**Written task:** From the listing below, extract every line containing "structured".

**Records:**

------------------------------------------------------------------------

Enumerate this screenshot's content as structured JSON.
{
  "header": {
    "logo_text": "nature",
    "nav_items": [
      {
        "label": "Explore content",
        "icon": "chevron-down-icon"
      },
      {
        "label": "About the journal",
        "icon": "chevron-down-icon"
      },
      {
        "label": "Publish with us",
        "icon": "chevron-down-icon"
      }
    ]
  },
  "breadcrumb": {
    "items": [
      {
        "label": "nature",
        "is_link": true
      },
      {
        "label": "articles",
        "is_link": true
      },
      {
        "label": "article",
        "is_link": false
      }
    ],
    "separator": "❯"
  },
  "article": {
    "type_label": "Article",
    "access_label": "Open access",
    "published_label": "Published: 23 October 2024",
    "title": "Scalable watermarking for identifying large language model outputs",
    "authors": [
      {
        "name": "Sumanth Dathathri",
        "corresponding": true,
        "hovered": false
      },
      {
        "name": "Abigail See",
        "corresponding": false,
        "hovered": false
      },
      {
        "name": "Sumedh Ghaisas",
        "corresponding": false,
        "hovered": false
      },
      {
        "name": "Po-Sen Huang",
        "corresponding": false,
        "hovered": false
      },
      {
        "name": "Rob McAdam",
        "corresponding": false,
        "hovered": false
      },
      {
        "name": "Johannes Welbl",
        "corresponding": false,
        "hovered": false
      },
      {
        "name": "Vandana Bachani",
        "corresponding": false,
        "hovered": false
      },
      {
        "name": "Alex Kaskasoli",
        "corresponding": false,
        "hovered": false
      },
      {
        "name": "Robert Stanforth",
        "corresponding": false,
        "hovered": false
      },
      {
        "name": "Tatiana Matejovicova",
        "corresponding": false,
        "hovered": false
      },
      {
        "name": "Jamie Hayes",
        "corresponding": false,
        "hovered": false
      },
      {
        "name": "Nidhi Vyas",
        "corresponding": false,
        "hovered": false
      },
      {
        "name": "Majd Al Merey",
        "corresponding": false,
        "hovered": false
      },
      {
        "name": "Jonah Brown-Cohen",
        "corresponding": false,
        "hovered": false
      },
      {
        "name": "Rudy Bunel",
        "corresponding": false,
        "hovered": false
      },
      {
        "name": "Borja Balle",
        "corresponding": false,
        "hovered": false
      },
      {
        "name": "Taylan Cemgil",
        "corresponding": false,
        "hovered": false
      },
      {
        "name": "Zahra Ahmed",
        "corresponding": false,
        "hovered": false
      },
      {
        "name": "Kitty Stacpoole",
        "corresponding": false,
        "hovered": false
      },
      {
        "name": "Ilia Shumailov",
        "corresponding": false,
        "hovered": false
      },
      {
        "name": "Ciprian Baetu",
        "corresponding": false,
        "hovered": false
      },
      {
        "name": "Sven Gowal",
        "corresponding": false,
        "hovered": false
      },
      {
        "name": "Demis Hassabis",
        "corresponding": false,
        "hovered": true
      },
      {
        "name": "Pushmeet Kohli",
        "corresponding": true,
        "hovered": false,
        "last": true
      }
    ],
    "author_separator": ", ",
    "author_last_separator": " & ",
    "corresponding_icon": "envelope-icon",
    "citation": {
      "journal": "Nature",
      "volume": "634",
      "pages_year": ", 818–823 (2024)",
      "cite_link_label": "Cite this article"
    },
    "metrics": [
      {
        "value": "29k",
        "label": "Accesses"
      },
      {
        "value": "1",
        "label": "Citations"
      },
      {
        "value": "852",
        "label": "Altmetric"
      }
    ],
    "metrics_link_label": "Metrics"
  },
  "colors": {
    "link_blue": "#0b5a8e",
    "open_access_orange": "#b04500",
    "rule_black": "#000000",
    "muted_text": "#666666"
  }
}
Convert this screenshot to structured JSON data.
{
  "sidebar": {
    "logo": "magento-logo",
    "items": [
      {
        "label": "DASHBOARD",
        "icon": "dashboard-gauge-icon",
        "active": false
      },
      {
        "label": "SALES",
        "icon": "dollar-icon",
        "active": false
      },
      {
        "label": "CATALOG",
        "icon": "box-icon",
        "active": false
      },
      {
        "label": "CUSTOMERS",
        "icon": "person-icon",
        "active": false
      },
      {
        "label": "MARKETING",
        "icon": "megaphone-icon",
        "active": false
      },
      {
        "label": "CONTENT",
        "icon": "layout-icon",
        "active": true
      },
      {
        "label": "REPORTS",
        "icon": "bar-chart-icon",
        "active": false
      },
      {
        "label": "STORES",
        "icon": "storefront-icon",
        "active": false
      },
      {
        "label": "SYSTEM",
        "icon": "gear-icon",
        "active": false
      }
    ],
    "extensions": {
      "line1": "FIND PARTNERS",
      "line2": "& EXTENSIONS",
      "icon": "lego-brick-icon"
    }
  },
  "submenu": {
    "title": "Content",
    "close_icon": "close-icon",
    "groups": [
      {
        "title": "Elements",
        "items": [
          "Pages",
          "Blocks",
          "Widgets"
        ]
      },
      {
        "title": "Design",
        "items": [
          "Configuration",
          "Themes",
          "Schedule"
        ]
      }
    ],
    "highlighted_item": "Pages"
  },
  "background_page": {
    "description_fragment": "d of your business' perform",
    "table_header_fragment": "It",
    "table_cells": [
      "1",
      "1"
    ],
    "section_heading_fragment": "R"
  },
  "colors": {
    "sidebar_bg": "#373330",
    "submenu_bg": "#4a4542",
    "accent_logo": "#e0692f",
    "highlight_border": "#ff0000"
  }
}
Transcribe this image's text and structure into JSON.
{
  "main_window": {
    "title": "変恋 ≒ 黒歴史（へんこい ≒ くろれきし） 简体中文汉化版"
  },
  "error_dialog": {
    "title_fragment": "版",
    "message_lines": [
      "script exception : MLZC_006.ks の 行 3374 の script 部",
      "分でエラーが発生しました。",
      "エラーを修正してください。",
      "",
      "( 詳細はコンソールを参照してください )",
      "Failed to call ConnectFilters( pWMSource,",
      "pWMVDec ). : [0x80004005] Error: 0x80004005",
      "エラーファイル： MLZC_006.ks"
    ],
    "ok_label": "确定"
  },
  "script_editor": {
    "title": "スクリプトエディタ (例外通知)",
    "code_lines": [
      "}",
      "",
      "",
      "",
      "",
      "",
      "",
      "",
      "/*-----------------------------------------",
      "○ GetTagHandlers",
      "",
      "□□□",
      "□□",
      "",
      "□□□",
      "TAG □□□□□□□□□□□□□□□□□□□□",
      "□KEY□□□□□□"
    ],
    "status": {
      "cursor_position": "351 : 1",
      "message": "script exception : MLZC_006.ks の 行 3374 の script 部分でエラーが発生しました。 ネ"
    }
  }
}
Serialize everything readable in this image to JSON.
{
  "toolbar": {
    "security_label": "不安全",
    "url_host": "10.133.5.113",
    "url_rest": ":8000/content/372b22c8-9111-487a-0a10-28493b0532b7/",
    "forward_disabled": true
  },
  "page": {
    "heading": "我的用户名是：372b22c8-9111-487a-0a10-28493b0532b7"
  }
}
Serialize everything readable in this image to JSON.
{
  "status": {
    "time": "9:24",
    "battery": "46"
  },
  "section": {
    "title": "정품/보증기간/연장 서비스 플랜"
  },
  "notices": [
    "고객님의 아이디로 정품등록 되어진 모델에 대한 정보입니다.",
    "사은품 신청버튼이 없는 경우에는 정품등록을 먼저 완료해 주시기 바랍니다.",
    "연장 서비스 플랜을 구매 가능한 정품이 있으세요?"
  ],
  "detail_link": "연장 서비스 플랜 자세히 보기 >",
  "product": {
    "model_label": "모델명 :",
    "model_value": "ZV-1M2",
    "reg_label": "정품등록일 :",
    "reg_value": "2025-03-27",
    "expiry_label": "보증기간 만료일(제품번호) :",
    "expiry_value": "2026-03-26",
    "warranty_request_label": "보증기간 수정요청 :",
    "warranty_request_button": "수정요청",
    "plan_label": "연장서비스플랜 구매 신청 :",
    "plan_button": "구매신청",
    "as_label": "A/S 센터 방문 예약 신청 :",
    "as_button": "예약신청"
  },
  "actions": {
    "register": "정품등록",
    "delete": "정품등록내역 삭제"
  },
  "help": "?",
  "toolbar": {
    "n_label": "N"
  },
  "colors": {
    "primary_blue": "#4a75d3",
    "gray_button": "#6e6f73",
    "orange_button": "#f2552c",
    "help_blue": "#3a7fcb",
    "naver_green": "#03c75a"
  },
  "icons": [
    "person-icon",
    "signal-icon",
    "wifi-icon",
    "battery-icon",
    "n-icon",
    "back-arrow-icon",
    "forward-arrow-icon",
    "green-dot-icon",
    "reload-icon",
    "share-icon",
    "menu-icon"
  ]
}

------------------------------------------------------------------------

**Result:**
Enumerate this screenshot's content as structured JSON.
Convert this screenshot to structured JSON data.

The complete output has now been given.